GOAL:
The records below must be copied in full; omit the images.

AVAILABLE DATA:
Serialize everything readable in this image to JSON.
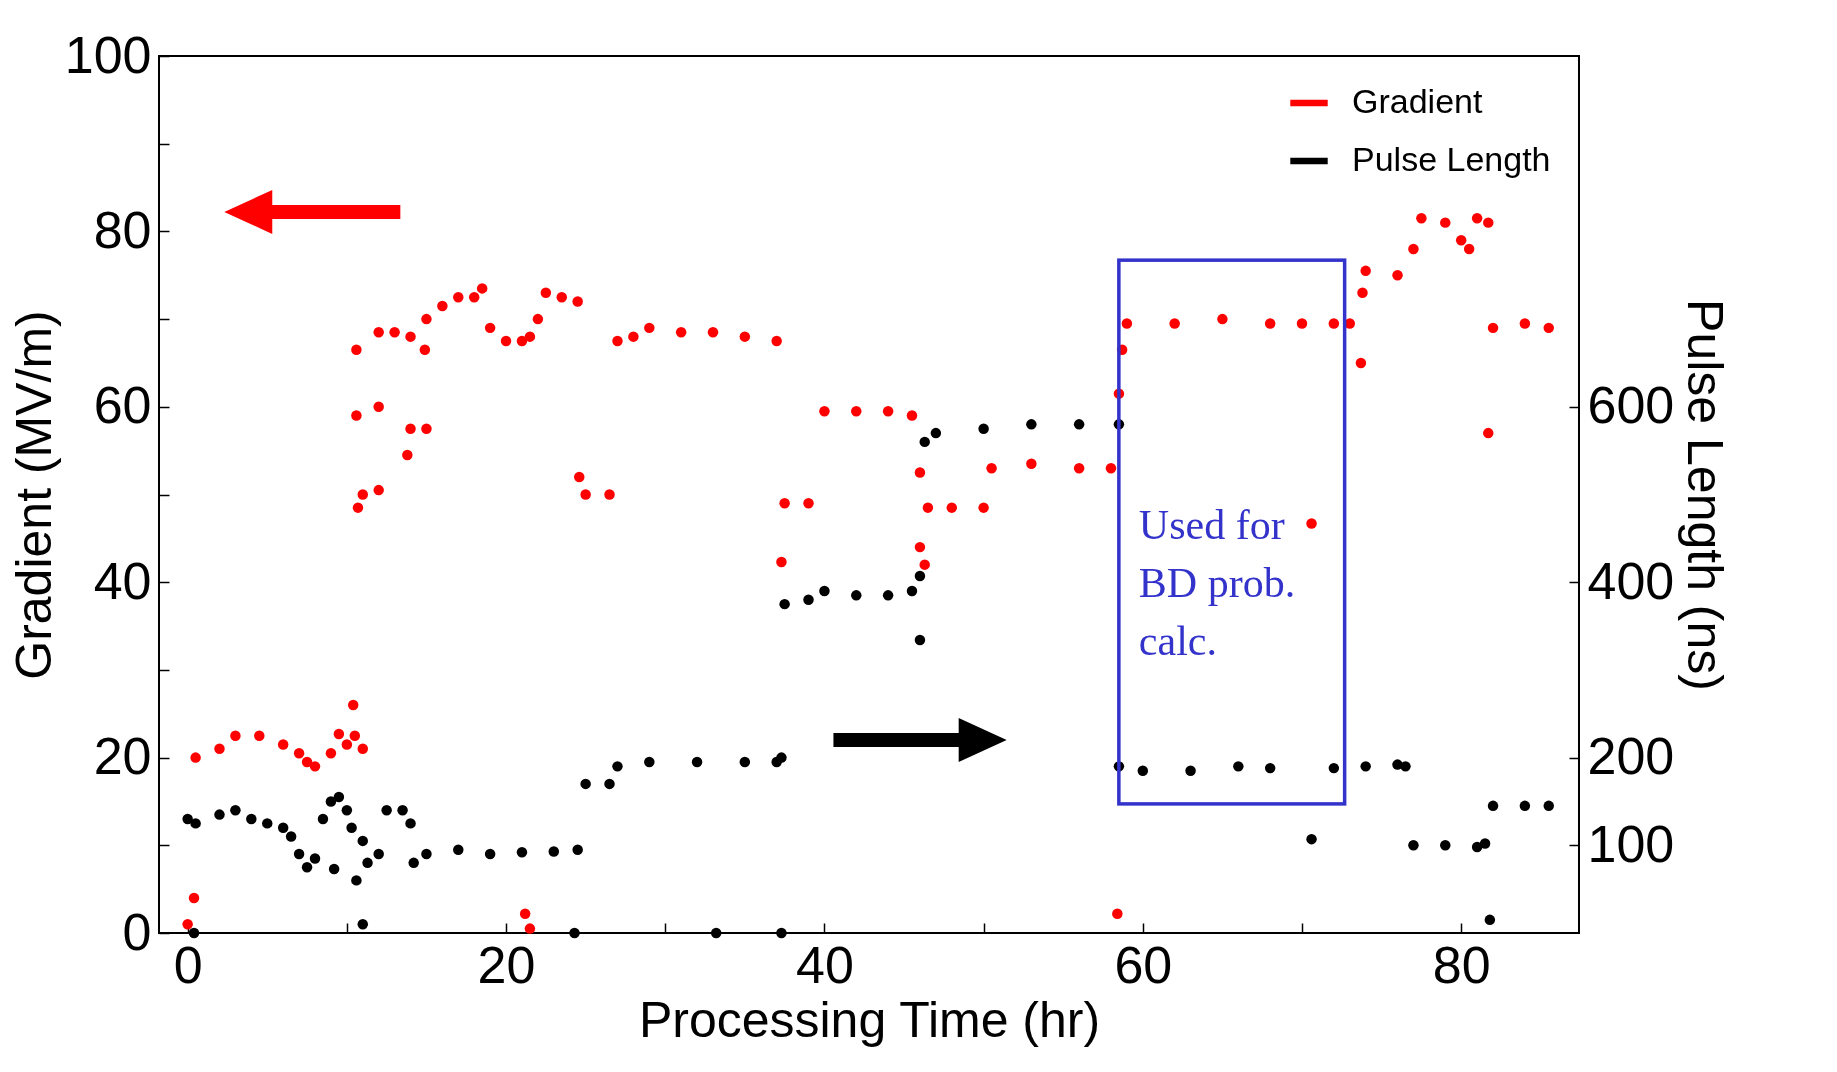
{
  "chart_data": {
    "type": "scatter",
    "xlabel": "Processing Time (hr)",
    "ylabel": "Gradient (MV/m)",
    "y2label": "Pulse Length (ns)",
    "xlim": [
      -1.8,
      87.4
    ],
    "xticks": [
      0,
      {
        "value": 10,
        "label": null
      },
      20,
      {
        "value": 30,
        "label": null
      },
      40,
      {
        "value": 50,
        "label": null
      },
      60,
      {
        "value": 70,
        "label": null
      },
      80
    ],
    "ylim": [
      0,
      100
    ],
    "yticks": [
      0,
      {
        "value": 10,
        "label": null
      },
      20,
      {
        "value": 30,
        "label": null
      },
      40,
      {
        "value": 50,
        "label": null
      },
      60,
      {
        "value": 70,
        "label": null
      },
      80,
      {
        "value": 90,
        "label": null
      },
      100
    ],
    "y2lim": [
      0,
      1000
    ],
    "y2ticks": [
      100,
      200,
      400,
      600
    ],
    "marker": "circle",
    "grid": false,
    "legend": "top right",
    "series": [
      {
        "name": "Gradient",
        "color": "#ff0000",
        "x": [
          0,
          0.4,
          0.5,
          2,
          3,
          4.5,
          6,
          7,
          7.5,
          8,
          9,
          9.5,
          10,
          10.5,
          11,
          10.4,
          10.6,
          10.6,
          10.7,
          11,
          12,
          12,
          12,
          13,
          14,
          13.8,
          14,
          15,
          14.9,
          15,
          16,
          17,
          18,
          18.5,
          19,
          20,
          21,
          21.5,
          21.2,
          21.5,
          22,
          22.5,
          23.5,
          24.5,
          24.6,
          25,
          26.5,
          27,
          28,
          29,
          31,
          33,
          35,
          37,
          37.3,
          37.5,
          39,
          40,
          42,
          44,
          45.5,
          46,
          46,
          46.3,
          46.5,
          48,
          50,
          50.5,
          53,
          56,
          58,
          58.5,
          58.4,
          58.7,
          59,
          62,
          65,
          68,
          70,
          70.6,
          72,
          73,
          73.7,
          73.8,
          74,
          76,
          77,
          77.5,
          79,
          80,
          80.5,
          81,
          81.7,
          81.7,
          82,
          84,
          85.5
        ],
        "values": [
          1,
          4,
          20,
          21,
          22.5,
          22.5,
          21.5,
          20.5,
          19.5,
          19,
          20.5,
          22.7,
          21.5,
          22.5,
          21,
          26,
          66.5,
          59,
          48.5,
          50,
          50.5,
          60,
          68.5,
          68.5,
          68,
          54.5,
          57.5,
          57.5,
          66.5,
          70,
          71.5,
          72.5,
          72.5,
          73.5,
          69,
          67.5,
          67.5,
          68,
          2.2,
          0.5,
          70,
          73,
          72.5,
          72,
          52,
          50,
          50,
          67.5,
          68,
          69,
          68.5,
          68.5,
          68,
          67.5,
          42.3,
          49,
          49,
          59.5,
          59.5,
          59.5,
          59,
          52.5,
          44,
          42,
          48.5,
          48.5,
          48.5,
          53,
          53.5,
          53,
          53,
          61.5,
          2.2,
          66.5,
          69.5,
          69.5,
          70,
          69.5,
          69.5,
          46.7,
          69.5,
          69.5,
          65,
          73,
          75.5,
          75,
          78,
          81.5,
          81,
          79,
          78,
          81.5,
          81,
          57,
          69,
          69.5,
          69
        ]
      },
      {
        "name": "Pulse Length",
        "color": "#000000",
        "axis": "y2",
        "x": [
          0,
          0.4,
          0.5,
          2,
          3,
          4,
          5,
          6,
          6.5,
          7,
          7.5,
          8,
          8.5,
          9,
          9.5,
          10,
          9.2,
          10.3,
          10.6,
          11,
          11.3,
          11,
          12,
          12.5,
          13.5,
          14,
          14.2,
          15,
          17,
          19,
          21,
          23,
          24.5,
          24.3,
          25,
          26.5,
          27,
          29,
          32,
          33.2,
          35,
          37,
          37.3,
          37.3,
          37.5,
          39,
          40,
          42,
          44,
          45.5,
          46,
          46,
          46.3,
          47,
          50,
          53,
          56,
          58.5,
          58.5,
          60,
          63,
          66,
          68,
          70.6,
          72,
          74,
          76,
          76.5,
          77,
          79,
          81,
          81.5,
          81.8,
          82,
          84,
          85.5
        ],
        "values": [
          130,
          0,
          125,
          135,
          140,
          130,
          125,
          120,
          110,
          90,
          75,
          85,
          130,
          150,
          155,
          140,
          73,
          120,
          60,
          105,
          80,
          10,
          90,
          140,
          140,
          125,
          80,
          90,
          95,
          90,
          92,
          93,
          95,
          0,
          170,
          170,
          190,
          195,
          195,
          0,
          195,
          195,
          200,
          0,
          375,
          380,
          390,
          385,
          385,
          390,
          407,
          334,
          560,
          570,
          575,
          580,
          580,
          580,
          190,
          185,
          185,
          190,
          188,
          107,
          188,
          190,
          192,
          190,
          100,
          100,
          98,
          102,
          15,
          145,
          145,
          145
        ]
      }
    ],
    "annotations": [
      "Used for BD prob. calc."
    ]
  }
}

ANSWER FOR THIS EXERCISE:
Serialize everything readable in this image to JSON.
{
  "chart_data": {
    "type": "scatter",
    "xlabel": "Processing Time (hr)",
    "ylabel": "Gradient (MV/m)",
    "y2label": "Pulse Length (ns)",
    "xlim": [
      -1.8,
      87.4
    ],
    "xticks": [
      0,
      {
        "value": 10,
        "label": null
      },
      20,
      {
        "value": 30,
        "label": null
      },
      40,
      {
        "value": 50,
        "label": null
      },
      60,
      {
        "value": 70,
        "label": null
      },
      80
    ],
    "ylim": [
      0,
      100
    ],
    "yticks": [
      0,
      {
        "value": 10,
        "label": null
      },
      20,
      {
        "value": 30,
        "label": null
      },
      40,
      {
        "value": 50,
        "label": null
      },
      60,
      {
        "value": 70,
        "label": null
      },
      80,
      {
        "value": 90,
        "label": null
      },
      100
    ],
    "y2lim": [
      0,
      1000
    ],
    "y2ticks": [
      100,
      200,
      400,
      600
    ],
    "marker": "circle",
    "grid": false,
    "legend": "top right",
    "series": [
      {
        "name": "Gradient",
        "color": "#ff0000",
        "x": [
          0,
          0.4,
          0.5,
          2,
          3,
          4.5,
          6,
          7,
          7.5,
          8,
          9,
          9.5,
          10,
          10.5,
          11,
          10.4,
          10.6,
          10.6,
          10.7,
          11,
          12,
          12,
          12,
          13,
          14,
          13.8,
          14,
          15,
          14.9,
          15,
          16,
          17,
          18,
          18.5,
          19,
          20,
          21,
          21.5,
          21.2,
          21.5,
          22,
          22.5,
          23.5,
          24.5,
          24.6,
          25,
          26.5,
          27,
          28,
          29,
          31,
          33,
          35,
          37,
          37.3,
          37.5,
          39,
          40,
          42,
          44,
          45.5,
          46,
          46,
          46.3,
          46.5,
          48,
          50,
          50.5,
          53,
          56,
          58,
          58.5,
          58.4,
          58.7,
          59,
          62,
          65,
          68,
          70,
          70.6,
          72,
          73,
          73.7,
          73.8,
          74,
          76,
          77,
          77.5,
          79,
          80,
          80.5,
          81,
          81.7,
          81.7,
          82,
          84,
          85.5
        ],
        "values": [
          1,
          4,
          20,
          21,
          22.5,
          22.5,
          21.5,
          20.5,
          19.5,
          19,
          20.5,
          22.7,
          21.5,
          22.5,
          21,
          26,
          66.5,
          59,
          48.5,
          50,
          50.5,
          60,
          68.5,
          68.5,
          68,
          54.5,
          57.5,
          57.5,
          66.5,
          70,
          71.5,
          72.5,
          72.5,
          73.5,
          69,
          67.5,
          67.5,
          68,
          2.2,
          0.5,
          70,
          73,
          72.5,
          72,
          52,
          50,
          50,
          67.5,
          68,
          69,
          68.5,
          68.5,
          68,
          67.5,
          42.3,
          49,
          49,
          59.5,
          59.5,
          59.5,
          59,
          52.5,
          44,
          42,
          48.5,
          48.5,
          48.5,
          53,
          53.5,
          53,
          53,
          61.5,
          2.2,
          66.5,
          69.5,
          69.5,
          70,
          69.5,
          69.5,
          46.7,
          69.5,
          69.5,
          65,
          73,
          75.5,
          75,
          78,
          81.5,
          81,
          79,
          78,
          81.5,
          81,
          57,
          69,
          69.5,
          69
        ]
      },
      {
        "name": "Pulse Length",
        "color": "#000000",
        "axis": "y2",
        "x": [
          0,
          0.4,
          0.5,
          2,
          3,
          4,
          5,
          6,
          6.5,
          7,
          7.5,
          8,
          8.5,
          9,
          9.5,
          10,
          9.2,
          10.3,
          10.6,
          11,
          11.3,
          11,
          12,
          12.5,
          13.5,
          14,
          14.2,
          15,
          17,
          19,
          21,
          23,
          24.5,
          24.3,
          25,
          26.5,
          27,
          29,
          32,
          33.2,
          35,
          37,
          37.3,
          37.3,
          37.5,
          39,
          40,
          42,
          44,
          45.5,
          46,
          46,
          46.3,
          47,
          50,
          53,
          56,
          58.5,
          58.5,
          60,
          63,
          66,
          68,
          70.6,
          72,
          74,
          76,
          76.5,
          77,
          79,
          81,
          81.5,
          81.8,
          82,
          84,
          85.5
        ],
        "values": [
          130,
          0,
          125,
          135,
          140,
          130,
          125,
          120,
          110,
          90,
          75,
          85,
          130,
          150,
          155,
          140,
          73,
          120,
          60,
          105,
          80,
          10,
          90,
          140,
          140,
          125,
          80,
          90,
          95,
          90,
          92,
          93,
          95,
          0,
          170,
          170,
          190,
          195,
          195,
          0,
          195,
          195,
          200,
          0,
          375,
          380,
          390,
          385,
          385,
          390,
          407,
          334,
          560,
          570,
          575,
          580,
          580,
          580,
          190,
          185,
          185,
          190,
          188,
          107,
          188,
          190,
          192,
          190,
          100,
          100,
          98,
          102,
          15,
          145,
          145,
          145
        ]
      }
    ],
    "annotations": [
      "Used for BD prob. calc."
    ]
  }
}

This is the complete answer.